▸ TO DO:
Extract every line where the string "title" appears.

▸ RECORDS PROVIDED:
>>>>
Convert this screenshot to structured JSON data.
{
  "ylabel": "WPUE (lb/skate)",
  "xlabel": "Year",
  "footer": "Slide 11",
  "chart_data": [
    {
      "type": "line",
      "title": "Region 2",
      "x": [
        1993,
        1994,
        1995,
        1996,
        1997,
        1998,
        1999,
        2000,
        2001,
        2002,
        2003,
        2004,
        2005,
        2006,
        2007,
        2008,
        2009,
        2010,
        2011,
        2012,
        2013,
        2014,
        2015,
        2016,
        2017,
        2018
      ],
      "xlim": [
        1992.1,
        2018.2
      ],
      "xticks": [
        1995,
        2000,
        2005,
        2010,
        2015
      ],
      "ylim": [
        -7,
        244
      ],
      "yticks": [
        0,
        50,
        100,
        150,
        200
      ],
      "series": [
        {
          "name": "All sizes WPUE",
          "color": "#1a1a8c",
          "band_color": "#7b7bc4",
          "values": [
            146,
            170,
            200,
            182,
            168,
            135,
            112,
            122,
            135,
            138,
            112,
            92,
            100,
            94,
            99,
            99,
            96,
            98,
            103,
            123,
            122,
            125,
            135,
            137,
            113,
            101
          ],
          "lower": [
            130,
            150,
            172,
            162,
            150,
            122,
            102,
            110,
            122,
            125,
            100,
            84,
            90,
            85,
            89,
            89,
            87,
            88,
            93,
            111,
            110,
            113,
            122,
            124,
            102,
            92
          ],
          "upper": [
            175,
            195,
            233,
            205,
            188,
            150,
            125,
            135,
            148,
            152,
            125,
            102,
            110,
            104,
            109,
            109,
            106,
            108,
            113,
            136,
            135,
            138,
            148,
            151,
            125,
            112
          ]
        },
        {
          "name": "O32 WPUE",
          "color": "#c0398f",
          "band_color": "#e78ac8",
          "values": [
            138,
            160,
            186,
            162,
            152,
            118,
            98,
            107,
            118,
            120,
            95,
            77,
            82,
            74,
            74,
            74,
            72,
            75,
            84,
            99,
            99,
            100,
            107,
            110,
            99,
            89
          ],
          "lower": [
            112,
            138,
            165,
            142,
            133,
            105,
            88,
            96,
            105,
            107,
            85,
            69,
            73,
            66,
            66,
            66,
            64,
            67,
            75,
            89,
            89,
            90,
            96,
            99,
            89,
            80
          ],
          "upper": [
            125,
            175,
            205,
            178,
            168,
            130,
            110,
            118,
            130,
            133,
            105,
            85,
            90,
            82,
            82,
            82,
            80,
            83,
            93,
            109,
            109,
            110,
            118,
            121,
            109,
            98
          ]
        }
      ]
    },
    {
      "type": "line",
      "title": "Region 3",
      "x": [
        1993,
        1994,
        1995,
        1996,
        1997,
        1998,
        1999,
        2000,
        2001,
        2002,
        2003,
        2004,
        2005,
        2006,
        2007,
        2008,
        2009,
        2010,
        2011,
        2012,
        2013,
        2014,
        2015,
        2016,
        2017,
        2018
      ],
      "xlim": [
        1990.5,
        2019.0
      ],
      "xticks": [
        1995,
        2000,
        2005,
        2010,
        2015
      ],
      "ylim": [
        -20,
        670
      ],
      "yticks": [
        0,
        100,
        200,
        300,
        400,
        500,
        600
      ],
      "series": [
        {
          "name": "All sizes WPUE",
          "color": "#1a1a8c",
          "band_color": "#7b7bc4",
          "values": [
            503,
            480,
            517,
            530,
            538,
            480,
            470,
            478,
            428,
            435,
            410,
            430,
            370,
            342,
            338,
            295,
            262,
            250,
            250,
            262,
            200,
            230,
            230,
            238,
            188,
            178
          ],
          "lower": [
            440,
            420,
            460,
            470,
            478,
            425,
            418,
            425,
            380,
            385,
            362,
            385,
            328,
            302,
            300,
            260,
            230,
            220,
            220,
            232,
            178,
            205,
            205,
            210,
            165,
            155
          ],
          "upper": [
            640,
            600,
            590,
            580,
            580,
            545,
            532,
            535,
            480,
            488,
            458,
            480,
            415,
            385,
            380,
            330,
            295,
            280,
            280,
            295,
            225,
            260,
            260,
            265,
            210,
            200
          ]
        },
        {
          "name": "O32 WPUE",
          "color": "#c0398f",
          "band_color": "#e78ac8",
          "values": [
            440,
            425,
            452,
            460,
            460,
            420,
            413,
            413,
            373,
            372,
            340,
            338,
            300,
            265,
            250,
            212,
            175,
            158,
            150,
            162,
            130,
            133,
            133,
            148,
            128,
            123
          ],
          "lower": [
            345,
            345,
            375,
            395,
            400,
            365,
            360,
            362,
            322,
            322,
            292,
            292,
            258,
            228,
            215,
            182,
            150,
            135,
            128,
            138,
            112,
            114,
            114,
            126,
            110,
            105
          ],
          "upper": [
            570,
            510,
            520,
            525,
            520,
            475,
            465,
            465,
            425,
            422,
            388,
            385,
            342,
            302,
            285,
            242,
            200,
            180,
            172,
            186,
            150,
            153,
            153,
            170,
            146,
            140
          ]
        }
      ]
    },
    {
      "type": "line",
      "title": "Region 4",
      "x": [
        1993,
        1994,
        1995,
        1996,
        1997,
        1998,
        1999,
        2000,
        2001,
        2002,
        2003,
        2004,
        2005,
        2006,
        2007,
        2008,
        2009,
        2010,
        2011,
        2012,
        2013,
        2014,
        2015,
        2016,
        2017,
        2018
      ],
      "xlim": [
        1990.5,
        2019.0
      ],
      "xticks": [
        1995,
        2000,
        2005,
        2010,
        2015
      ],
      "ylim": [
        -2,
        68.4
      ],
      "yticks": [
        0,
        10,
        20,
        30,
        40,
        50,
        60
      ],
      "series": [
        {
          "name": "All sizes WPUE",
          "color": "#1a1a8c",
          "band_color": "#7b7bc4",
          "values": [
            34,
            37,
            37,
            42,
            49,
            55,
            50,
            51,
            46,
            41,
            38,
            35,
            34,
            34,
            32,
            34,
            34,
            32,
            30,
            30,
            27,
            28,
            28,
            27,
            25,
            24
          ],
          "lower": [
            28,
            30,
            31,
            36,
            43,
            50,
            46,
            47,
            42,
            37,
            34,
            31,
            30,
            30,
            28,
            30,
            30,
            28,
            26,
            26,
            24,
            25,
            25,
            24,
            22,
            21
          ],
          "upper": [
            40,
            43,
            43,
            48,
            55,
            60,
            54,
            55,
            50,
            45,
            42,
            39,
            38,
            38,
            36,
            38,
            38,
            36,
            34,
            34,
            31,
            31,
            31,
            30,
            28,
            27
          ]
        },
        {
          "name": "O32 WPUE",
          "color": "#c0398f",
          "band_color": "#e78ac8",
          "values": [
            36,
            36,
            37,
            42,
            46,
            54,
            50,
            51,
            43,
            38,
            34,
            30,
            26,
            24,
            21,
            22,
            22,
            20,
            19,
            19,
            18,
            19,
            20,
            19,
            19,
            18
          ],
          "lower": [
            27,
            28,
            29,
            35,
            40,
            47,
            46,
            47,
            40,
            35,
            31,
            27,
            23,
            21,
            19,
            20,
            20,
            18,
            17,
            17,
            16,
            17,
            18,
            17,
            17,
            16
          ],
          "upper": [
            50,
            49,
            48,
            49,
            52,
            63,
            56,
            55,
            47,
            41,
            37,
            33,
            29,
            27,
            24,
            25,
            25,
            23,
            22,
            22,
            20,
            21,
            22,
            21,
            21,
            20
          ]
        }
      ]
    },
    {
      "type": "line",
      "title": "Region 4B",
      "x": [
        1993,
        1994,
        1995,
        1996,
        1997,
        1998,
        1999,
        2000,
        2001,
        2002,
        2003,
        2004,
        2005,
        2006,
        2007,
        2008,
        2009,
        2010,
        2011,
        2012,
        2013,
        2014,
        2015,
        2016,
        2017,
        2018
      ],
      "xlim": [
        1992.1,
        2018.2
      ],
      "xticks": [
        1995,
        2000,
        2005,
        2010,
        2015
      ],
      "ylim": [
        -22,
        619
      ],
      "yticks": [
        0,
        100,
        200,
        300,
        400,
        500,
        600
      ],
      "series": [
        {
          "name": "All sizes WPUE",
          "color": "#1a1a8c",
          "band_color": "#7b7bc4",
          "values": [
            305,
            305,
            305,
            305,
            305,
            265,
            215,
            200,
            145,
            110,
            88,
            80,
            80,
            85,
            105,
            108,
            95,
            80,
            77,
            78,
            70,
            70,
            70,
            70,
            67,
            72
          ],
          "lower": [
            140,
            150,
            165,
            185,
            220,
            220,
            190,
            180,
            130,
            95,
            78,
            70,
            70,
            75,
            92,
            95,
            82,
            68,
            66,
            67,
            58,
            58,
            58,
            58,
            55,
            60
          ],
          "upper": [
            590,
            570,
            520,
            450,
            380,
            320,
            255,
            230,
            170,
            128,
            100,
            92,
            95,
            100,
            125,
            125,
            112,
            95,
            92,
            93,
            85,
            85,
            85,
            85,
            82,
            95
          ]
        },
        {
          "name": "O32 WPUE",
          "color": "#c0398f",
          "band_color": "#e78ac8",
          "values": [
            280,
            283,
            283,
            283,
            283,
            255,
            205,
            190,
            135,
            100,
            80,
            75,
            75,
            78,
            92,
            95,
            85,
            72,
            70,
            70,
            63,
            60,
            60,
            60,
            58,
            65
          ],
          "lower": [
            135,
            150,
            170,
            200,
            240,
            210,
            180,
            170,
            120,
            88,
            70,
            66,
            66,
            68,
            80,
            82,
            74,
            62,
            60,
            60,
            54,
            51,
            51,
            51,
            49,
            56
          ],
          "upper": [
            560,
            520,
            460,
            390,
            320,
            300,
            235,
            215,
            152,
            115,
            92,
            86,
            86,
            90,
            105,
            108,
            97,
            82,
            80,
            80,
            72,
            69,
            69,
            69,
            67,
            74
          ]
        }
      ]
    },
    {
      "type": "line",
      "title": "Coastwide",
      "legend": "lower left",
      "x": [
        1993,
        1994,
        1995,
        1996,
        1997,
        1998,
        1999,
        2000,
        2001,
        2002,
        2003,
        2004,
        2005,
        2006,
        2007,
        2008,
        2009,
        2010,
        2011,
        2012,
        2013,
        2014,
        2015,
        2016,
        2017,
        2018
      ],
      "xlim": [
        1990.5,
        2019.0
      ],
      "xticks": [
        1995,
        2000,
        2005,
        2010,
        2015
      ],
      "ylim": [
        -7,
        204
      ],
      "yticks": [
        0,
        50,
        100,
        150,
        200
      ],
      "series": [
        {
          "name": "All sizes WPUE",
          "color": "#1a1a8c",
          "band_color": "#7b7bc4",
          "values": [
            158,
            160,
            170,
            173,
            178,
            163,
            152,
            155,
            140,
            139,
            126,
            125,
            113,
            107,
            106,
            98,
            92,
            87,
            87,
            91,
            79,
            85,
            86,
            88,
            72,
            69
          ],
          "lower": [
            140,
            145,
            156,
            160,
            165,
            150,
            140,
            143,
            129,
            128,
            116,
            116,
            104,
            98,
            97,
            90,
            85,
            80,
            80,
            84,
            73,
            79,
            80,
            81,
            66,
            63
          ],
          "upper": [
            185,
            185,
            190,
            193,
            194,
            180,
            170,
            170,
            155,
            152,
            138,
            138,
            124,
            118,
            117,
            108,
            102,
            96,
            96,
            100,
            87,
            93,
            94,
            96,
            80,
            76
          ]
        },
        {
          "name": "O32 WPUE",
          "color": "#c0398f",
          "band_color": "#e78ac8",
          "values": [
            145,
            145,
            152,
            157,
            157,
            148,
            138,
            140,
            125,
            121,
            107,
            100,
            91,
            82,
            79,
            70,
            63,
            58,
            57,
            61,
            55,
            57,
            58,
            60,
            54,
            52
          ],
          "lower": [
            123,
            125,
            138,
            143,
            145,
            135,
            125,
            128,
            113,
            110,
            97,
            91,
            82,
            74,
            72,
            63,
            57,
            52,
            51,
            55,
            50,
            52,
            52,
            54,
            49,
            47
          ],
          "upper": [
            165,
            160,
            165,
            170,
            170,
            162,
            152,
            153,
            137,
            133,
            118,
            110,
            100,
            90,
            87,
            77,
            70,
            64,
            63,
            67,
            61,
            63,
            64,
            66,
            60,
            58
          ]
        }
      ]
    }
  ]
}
<<<<
▸ RESULT OF THE TASK:
      "title": "Region 2",
      "title": "Region 3",
      "title": "Region 4",
      "title": "Region 4B",
      "title": "Coastwide",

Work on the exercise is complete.